• WHAT NEEDS TO BE DONE
In the entries below, find the lines with the word "bargaining" and copy them.
————
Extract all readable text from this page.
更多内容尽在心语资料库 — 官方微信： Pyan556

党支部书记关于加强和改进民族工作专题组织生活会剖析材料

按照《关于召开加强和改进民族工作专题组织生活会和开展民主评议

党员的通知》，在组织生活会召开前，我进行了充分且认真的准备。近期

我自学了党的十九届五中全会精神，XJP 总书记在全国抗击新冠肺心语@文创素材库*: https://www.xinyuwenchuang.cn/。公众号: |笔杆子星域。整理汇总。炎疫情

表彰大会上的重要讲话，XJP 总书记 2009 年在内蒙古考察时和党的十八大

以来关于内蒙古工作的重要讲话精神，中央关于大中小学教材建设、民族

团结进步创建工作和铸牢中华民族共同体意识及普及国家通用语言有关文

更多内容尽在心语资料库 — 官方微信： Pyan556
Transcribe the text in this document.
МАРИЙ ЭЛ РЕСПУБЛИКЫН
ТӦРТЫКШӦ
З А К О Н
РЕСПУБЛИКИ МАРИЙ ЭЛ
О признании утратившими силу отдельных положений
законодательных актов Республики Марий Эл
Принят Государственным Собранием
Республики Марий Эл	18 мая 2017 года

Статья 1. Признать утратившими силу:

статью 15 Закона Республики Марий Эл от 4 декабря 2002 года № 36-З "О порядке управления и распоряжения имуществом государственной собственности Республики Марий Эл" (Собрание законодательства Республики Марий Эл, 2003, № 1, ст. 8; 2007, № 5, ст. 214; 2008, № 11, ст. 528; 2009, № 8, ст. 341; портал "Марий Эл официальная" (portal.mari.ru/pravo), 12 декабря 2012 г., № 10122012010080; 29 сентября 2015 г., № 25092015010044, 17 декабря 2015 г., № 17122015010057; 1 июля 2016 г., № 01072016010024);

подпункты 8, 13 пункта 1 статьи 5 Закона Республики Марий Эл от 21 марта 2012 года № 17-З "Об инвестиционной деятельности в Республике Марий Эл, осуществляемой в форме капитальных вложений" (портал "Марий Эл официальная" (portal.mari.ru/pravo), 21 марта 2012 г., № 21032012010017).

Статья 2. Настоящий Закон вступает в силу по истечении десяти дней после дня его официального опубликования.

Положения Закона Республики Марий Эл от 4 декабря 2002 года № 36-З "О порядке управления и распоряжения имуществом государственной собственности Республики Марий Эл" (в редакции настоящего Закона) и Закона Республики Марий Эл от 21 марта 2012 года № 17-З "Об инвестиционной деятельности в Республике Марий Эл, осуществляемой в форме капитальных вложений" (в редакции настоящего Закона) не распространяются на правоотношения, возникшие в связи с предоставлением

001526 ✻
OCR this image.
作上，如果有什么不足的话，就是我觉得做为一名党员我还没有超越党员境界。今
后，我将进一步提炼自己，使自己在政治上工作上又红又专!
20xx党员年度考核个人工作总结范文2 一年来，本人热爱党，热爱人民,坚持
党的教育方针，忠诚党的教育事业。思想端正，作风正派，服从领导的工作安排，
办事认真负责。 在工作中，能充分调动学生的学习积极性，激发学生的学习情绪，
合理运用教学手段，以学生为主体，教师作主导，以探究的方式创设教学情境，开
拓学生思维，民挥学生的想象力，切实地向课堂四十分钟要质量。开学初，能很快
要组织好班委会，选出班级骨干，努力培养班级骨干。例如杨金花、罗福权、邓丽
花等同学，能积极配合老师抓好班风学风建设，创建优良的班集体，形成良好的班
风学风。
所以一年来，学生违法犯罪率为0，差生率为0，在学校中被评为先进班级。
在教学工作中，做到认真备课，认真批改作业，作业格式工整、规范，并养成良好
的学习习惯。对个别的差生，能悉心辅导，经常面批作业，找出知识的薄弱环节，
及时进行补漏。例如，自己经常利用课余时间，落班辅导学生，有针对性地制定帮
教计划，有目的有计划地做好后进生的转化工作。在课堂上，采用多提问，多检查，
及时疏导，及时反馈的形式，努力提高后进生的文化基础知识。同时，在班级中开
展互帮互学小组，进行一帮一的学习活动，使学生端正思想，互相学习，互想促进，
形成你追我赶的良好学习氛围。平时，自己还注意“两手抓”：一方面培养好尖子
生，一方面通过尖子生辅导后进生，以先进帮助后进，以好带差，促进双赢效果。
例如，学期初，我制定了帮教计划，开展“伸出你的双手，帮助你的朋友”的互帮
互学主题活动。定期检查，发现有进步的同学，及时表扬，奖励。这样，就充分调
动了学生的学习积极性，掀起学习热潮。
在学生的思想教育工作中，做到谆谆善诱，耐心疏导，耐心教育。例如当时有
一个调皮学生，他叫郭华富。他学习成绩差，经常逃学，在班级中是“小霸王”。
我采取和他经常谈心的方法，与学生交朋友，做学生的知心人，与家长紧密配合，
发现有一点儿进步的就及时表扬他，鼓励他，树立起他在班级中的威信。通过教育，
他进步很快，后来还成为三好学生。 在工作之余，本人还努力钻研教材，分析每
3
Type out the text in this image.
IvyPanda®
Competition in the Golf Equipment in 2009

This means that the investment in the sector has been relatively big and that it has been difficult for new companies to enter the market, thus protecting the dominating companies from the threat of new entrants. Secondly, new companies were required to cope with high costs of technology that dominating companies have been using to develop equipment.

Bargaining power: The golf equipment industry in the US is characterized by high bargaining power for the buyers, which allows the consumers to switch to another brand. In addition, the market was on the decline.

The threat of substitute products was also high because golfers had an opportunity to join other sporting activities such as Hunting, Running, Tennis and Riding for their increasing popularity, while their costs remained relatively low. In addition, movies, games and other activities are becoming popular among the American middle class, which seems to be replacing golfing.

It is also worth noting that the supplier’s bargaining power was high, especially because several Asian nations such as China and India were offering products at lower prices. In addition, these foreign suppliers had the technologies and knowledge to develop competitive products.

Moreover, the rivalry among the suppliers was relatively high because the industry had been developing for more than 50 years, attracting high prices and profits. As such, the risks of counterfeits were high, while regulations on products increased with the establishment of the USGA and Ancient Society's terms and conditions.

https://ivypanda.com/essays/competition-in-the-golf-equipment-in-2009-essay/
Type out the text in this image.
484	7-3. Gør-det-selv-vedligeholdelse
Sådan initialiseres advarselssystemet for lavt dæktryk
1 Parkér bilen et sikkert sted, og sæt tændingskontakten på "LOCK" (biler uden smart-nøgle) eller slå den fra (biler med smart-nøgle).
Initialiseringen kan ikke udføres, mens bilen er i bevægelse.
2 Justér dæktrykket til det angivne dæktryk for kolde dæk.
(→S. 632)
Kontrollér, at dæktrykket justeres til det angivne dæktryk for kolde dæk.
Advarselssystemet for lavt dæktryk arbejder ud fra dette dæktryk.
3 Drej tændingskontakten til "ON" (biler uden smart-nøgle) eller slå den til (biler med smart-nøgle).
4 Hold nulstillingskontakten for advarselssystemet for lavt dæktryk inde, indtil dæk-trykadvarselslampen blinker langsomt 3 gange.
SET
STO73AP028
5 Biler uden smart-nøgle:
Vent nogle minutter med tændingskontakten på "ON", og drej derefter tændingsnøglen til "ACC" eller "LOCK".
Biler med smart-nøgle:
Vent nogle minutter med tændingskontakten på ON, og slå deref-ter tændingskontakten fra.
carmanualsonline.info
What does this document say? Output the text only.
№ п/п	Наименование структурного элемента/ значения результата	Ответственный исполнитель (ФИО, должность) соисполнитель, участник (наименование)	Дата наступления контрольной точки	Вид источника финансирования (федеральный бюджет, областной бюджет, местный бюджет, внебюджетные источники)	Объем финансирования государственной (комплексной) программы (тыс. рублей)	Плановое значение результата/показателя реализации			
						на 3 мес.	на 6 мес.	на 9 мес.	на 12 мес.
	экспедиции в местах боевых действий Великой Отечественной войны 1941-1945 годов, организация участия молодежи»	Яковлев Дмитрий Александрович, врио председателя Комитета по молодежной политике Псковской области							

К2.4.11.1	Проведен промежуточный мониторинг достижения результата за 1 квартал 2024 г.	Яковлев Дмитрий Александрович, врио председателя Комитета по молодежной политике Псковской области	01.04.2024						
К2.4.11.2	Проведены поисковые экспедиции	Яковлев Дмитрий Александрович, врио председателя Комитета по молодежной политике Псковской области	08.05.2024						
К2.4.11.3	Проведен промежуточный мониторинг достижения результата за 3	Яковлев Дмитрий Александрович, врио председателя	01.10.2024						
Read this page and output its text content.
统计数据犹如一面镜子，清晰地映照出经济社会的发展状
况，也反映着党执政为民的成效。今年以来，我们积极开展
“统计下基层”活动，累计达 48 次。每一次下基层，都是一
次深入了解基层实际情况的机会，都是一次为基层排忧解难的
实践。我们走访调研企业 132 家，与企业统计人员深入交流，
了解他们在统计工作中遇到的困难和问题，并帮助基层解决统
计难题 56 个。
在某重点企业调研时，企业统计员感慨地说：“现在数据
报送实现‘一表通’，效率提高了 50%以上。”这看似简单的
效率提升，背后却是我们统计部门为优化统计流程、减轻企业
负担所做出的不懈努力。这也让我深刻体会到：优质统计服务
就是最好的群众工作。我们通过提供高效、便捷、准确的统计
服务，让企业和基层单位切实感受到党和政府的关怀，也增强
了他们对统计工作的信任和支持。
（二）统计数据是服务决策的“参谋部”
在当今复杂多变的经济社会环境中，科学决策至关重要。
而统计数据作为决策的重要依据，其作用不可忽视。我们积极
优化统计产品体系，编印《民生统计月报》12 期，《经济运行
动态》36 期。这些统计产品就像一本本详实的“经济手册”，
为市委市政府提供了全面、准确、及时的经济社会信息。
————
• FULL SOLUTION
Bargaining power: The golf equipment industry in the US is characterized by high bargaining power for the buyers, which allows the consumers to switch to another brand. In addition, the market was on the decline.
It is also worth noting that the supplier’s bargaining power was high, especially because several Asian nations such as China and India were offering products at lower prices. In addition, these foreign suppliers had the technologies and knowledge to develop competitive products.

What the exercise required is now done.